EXERCISE
Read through the records below and copy each line that uses the word "does".

[start of TASK DATA]

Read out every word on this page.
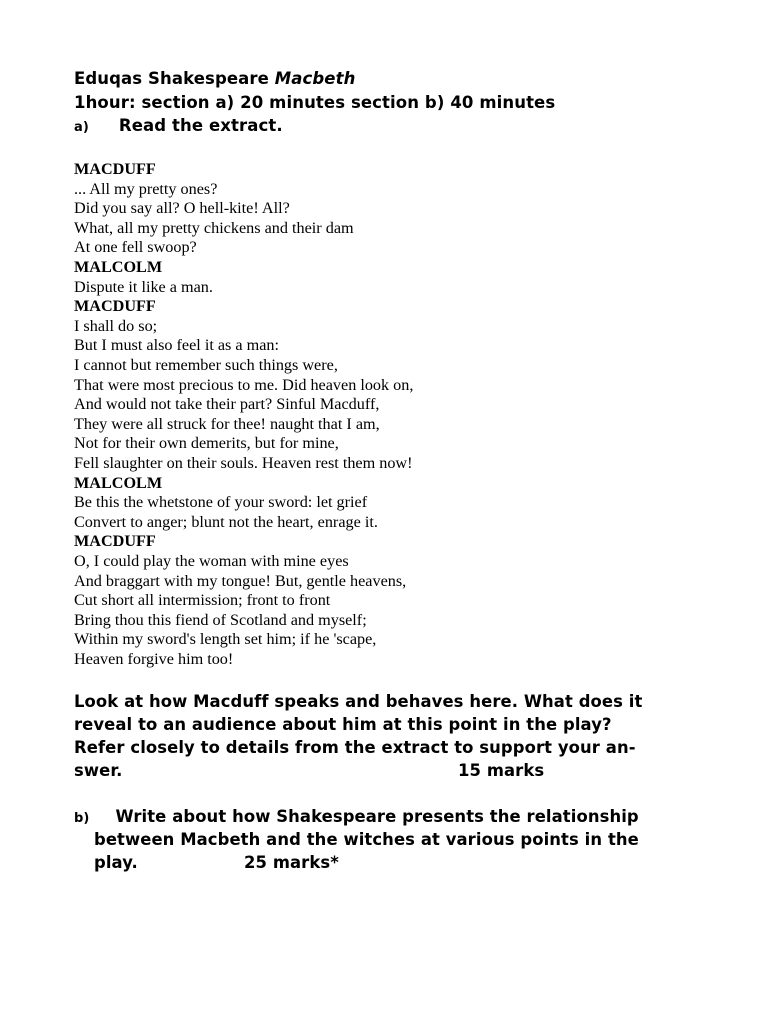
Eduqas Shakespeare Macbeth
1hour: section a) 20 minutes section b) 40 minutes
a) Read the extract.
MACDUFF
... All my pretty ones?
Did you say all? O hell-kite! All?
What, all my pretty chickens and their dam
At one fell swoop?
MALCOLM
Dispute it like a man.
MACDUFF
I shall do so;
But I must also feel it as a man:
I cannot but remember such things were,
That were most precious to me. Did heaven look on,
And would not take their part? Sinful Macduff,
They were all struck for thee! naught that I am,
Not for their own demerits, but for mine,
Fell slaughter on their souls. Heaven rest them now!
MALCOLM
Be this the whetstone of your sword: let grief
Convert to anger; blunt not the heart, enrage it.
MACDUFF
O, I could play the woman with mine eyes
And braggart with my tongue! But, gentle heavens,
Cut short all intermission; front to front
Bring thou this fiend of Scotland and myself;
Within my sword's length set him; if he 'scape,
Heaven forgive him too!
Look at how Macduff speaks and behaves here. What does it
reveal to an audience about him at this point in the play?
Refer closely to details from the extract to support your an-
swer.	15 marks
b) Write about how Shakespeare presents the relationship
between Macbeth and the witches at various points in the
play.	25 marks*
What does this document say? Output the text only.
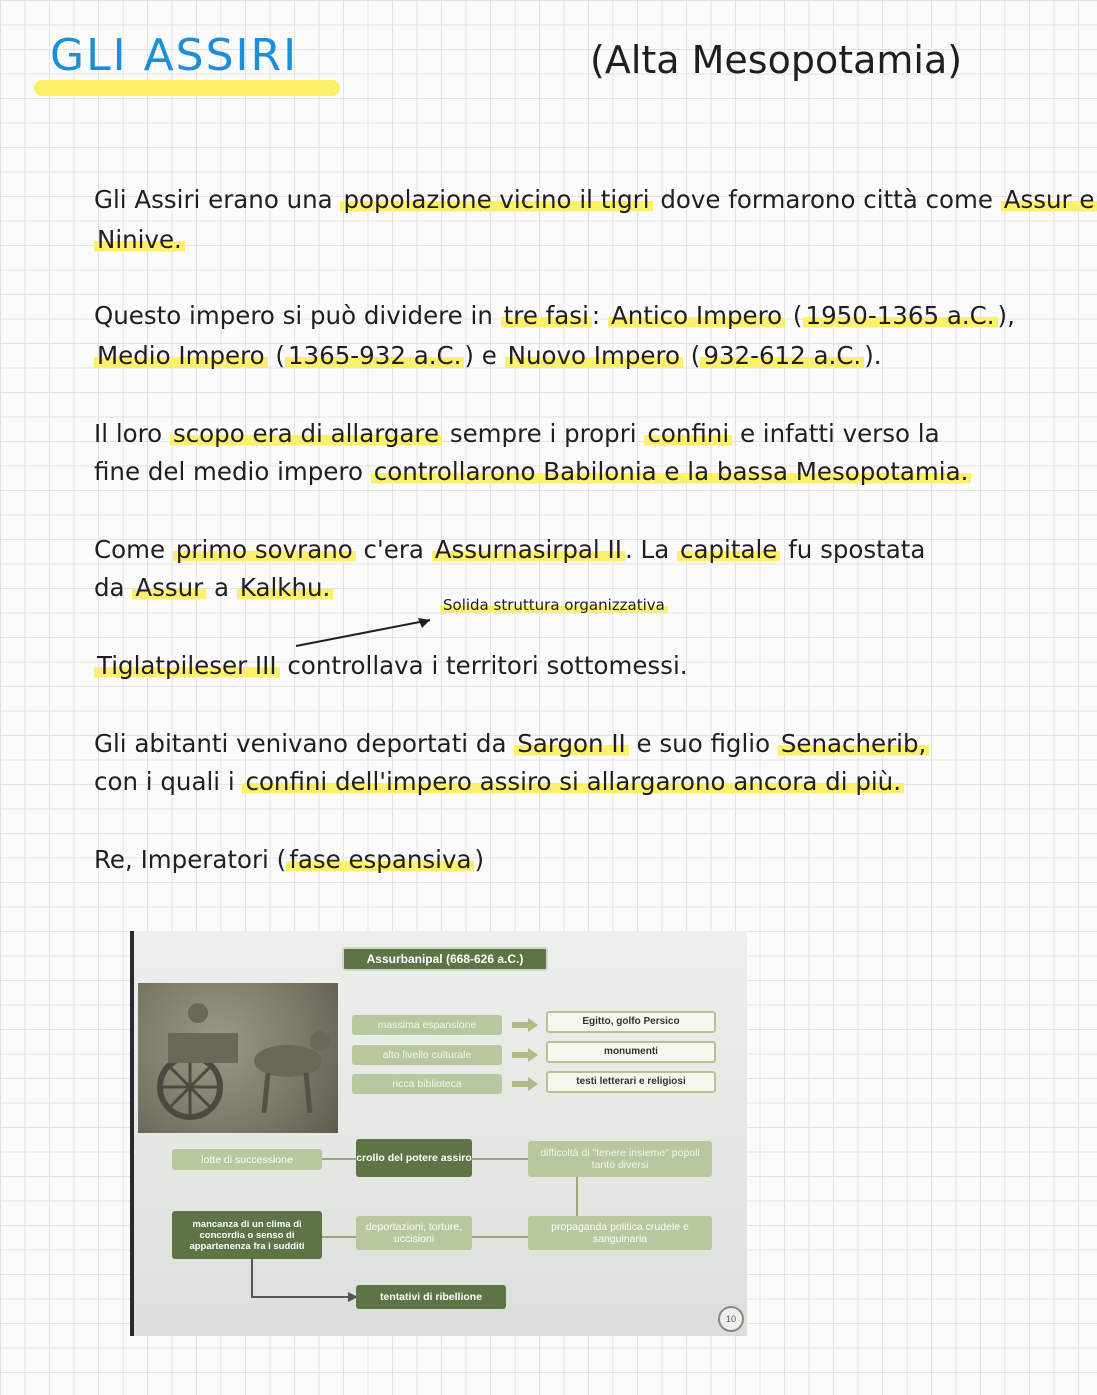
GLI ASSIRI	(Alta Mesopotamia)
Gli Assiri erano una popolazione vicino il tigri dove formarono città come Assur e
Ninive.
Questo impero si può dividere in tre fasi : Antico Impero ( 1950-1365 a.C. ),
Medio Impero ( 1365-932 a.C. ) e Nuovo Impero ( 932-612 a.C. ).
Il loro scopo era di allargare sempre i propri confini e infatti verso la
fine del medio impero controllarono Babilonia e la bassa Mesopotamia.
Come primo sovrano c'era Assurnasirpal II . La capitale fu spostata
da Assur a Kalkhu.
Solida struttura organizzativa
Tiglatpileser III controllava i territori sottomessi.
Gli abitanti venivano deportati da Sargon II e suo figlio Senacherib,
con i quali i confini dell'impero assiro si allargarono ancora di più.
Re, Imperatori ( fase espansiva )
Assurbanipal (668-626 a.C.)
massima espansione
alto livello culturale
ricca biblioteca
Egitto, golfo Persico
monumenti
testi letterari e religiosi
lotte di successione	crollo del potere assiro	difficoltà di "tenere insieme" popoli tanto diversi
mancanza di un clima di concordia o senso di appartenenza fra i sudditi
deportazioni, torture, uccisioni
propaganda politica crudele e sanguinaria
tentativi di ribellione
10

[end of TASK DATA]

EXERCISE RESPONSE
Look at how Macduff speaks and behaves here. What does it
What does this document say? Output the text only.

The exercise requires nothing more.